:: What is asked ::
Could you recast every line below as a JSON array of strings, one string per line, skipping any blank lines?

:: Supplied records ::
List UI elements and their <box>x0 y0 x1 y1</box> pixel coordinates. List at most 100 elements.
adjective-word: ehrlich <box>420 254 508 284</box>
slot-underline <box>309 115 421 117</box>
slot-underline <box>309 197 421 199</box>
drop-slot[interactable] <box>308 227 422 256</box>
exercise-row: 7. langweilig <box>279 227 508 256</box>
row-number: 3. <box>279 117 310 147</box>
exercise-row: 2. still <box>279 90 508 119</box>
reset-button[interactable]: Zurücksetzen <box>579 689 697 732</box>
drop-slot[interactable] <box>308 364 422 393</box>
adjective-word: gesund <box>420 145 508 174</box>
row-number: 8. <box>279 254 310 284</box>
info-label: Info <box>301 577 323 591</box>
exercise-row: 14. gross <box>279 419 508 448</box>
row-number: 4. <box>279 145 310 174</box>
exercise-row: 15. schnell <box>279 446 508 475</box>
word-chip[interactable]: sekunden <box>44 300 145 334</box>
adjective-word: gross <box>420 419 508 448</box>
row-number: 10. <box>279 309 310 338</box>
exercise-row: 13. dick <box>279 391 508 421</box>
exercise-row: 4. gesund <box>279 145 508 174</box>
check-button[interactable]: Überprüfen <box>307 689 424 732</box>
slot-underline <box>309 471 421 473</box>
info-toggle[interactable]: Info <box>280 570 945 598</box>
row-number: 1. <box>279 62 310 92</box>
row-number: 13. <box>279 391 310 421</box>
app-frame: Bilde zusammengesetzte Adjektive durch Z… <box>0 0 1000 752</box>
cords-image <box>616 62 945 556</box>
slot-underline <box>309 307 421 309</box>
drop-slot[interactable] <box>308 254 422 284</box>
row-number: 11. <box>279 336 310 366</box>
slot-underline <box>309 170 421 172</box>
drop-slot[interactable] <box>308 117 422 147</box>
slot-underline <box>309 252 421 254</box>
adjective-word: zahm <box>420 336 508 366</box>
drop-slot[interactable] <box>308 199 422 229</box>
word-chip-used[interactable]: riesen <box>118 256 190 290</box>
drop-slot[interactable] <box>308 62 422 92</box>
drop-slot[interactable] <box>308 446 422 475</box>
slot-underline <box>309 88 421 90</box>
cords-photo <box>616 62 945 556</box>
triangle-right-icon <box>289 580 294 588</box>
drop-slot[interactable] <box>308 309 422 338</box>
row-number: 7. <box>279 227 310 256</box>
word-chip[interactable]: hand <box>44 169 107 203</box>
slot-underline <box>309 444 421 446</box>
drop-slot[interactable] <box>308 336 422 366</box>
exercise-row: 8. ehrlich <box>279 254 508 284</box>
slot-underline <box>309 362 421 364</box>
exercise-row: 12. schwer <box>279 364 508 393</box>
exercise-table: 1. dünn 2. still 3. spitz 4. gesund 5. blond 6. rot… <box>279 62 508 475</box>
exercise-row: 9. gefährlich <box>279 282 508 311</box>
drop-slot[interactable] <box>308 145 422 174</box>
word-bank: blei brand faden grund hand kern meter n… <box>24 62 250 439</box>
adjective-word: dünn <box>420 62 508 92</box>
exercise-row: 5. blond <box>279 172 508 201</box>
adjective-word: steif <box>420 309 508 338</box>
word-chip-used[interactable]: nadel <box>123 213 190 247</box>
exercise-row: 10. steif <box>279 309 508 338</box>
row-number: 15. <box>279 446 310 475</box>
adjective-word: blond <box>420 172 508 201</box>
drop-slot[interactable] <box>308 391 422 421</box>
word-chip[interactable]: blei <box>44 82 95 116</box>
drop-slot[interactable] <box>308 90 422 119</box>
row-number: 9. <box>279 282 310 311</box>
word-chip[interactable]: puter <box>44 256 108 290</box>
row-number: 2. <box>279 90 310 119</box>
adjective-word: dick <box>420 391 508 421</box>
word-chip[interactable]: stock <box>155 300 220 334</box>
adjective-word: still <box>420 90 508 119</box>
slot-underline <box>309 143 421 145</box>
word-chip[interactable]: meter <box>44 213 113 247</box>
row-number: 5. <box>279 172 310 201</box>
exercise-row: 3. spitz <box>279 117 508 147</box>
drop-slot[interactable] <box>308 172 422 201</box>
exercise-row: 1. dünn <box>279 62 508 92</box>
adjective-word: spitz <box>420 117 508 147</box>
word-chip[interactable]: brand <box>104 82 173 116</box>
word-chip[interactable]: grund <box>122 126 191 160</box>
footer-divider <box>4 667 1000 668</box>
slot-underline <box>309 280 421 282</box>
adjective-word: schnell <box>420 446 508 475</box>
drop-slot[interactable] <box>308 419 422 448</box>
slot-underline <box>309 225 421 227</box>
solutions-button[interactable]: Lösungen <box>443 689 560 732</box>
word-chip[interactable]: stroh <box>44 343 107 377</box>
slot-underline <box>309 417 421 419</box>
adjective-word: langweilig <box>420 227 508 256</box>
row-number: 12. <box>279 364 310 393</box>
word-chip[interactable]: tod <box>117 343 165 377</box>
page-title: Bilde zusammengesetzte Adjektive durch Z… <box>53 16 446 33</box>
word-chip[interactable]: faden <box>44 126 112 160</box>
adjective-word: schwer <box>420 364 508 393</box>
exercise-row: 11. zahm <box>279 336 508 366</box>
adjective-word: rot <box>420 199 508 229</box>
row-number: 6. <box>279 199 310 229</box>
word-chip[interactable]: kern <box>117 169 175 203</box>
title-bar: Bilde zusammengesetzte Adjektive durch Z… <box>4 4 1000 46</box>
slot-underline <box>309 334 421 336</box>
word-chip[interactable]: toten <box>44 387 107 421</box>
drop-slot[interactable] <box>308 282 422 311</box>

:: Response below ::
[
  "List UI elements and their <box>x0 y0 x1 y1</box> pixel coordinates. List at most 100 elements.",
  "adjective-word: ehrlich <box>420 254 508 284</box>",
  "slot-underline <box>309 115 421 117</box>",
  "slot-underline <box>309 197 421 199</box>",
  "drop-slot[interactable] <box>308 227 422 256</box>",
  "exercise-row: 7. langweilig <box>279 227 508 256</box>",
  "row-number: 3. <box>279 117 310 147</box>",
  "exercise-row: 2. still <box>279 90 508 119</box>",
  "reset-button[interactable]: Zurücksetzen <box>579 689 697 732</box>",
  "drop-slot[interactable] <box>308 364 422 393</box>",
  "adjective-word: gesund <box>420 145 508 174</box>",
  "row-number: 8. <box>279 254 310 284</box>",
  "info-label: Info <box>301 577 323 591</box>",
  "exercise-row: 14. gross <box>279 419 508 448</box>",
  "row-number: 4. <box>279 145 310 174</box>",
  "exercise-row: 15. schnell <box>279 446 508 475</box>",
  "word-chip[interactable]: sekunden <box>44 300 145 334</box>",
  "adjective-word: gross <box>420 419 508 448</box>",
  "row-number: 10. <box>279 309 310 338</box>",
  "exercise-row: 13. dick <box>279 391 508 421</box>",
  "exercise-row: 4. gesund <box>279 145 508 174</box>",
  "check-button[interactable]: Überprüfen <box>307 689 424 732</box>",
  "slot-underline <box>309 471 421 473</box>",
  "info-toggle[interactable]: Info <box>280 570 945 598</box>",
  "row-number: 1. <box>279 62 310 92</box>",
  "row-number: 13. <box>279 391 310 421</box>",
  "app-frame: Bilde zusammengesetzte Adjektive durch Z… <box>0 0 1000 752</box>",
  "cords-image <box>616 62 945 556</box>",
  "slot-underline <box>309 307 421 309</box>",
  "drop-slot[interactable] <box>308 254 422 284</box>",
  "row-number: 11. <box>279 336 310 366</box>",
  "slot-underline <box>309 170 421 172</box>",
  "drop-slot[interactable] <box>308 117 422 147</box>",
  "slot-underline <box>309 252 421 254</box>",
  "adjective-word: zahm <box>420 336 508 366</box>",
  "drop-slot[interactable] <box>308 199 422 229</box>",
  "word-chip-used[interactable]: riesen <box>118 256 190 290</box>",
  "drop-slot[interactable] <box>308 62 422 92</box>",
  "drop-slot[interactable] <box>308 446 422 475</box>",
  "slot-underline <box>309 88 421 90</box>",
  "cords-photo <box>616 62 945 556</box>",
  "triangle-right-icon <box>289 580 294 588</box>",
  "drop-slot[interactable] <box>308 309 422 338</box>",
  "row-number: 7. <box>279 227 310 256</box>",
  "word-chip[interactable]: hand <box>44 169 107 203</box>",
  "slot-underline <box>309 444 421 446</box>",
  "drop-slot[interactable] <box>308 336 422 366</box>",
  "exercise-row: 8. ehrlich <box>279 254 508 284</box>",
  "slot-underline <box>309 362 421 364</box>",
  "exercise-row: 12. schwer <box>279 364 508 393</box>",
  "exercise-table: 1. dünn 2. still 3. spitz 4. gesund 5. blond 6. rot… <box>279 62 508 475</box>",
  "exercise-row: 9. gefährlich <box>279 282 508 311</box>",
  "drop-slot[interactable] <box>308 145 422 174</box>",
  "word-bank: blei brand faden grund hand kern meter n… <box>24 62 250 439</box>",
  "adjective-word: dünn <box>420 62 508 92</box>",
  "exercise-row: 5. blond <box>279 172 508 201</box>",
  "adjective-word: steif <box>420 309 508 338</box>",
  "word-chip-used[interactable]: nadel <box>123 213 190 247</box>",
  "exercise-row: 10. steif <box>279 309 508 338</box>",
  "row-number: 15. <box>279 446 310 475</box>",
  "adjective-word: blond <box>420 172 508 201</box>",
  "drop-slot[interactable] <box>308 391 422 421</box>",
  "word-chip[interactable]: blei <box>44 82 95 116</box>",
  "drop-slot[interactable] <box>308 90 422 119</box>",
  "row-number: 9. <box>279 282 310 311</box>",
  "word-chip[interactable]: puter <box>44 256 108 290</box>",
  "row-number: 2. <box>279 90 310 119</box>",
  "adjective-word: dick <box>420 391 508 421</box>",
  "word-chip[interactable]: stock <box>155 300 220 334</box>",
  "adjective-word: still <box>420 90 508 119</box>",
  "slot-underline <box>309 143 421 145</box>",
  "word-chip[interactable]: meter <box>44 213 113 247</box>",
  "row-number: 5. <box>279 172 310 201</box>",
  "exercise-row: 3. spitz <box>279 117 508 147</box>",
  "drop-slot[interactable] <box>308 172 422 201</box>",
  "exercise-row: 1. dünn <box>279 62 508 92</box>",
  "adjective-word: spitz <box>420 117 508 147</box>",
  "word-chip[interactable]: brand <box>104 82 173 116</box>",
  "word-chip[interactable]: grund <box>122 126 191 160</box>",
  "footer-divider <box>4 667 1000 668</box>",
  "slot-underline <box>309 280 421 282</box>",
  "adjective-word: schnell <box>420 446 508 475</box>",
  "drop-slot[interactable] <box>308 419 422 448</box>",
  "slot-underline <box>309 225 421 227</box>",
  "solutions-button[interactable]: Lösungen <box>443 689 560 732</box>",
  "word-chip[interactable]: stroh <box>44 343 107 377</box>",
  "slot-underline <box>309 417 421 419</box>",
  "adjective-word: langweilig <box>420 227 508 256</box>",
  "row-number: 12. <box>279 364 310 393</box>",
  "word-chip[interactable]: tod <box>117 343 165 377</box>",
  "page-title: Bilde zusammengesetzte Adjektive durch Z… <box>53 16 446 33</box>",
  "word-chip[interactable]: faden <box>44 126 112 160</box>",
  "adjective-word: schwer <box>420 364 508 393</box>",
  "exercise-row: 11. zahm <box>279 336 508 366</box>",
  "adjective-word: rot <box>420 199 508 229</box>",
  "row-number: 6. <box>279 199 310 229</box>",
  "word-chip[interactable]: kern <box>117 169 175 203</box>",
  "title-bar: Bilde zusammengesetzte Adjektive durch Z… <box>4 4 1000 46</box>",
  "slot-underline <box>309 334 421 336</box>",
  "word-chip[interactable]: toten <box>44 387 107 421</box>",
  "drop-slot[interactable] <box>308 282 422 311</box>"
]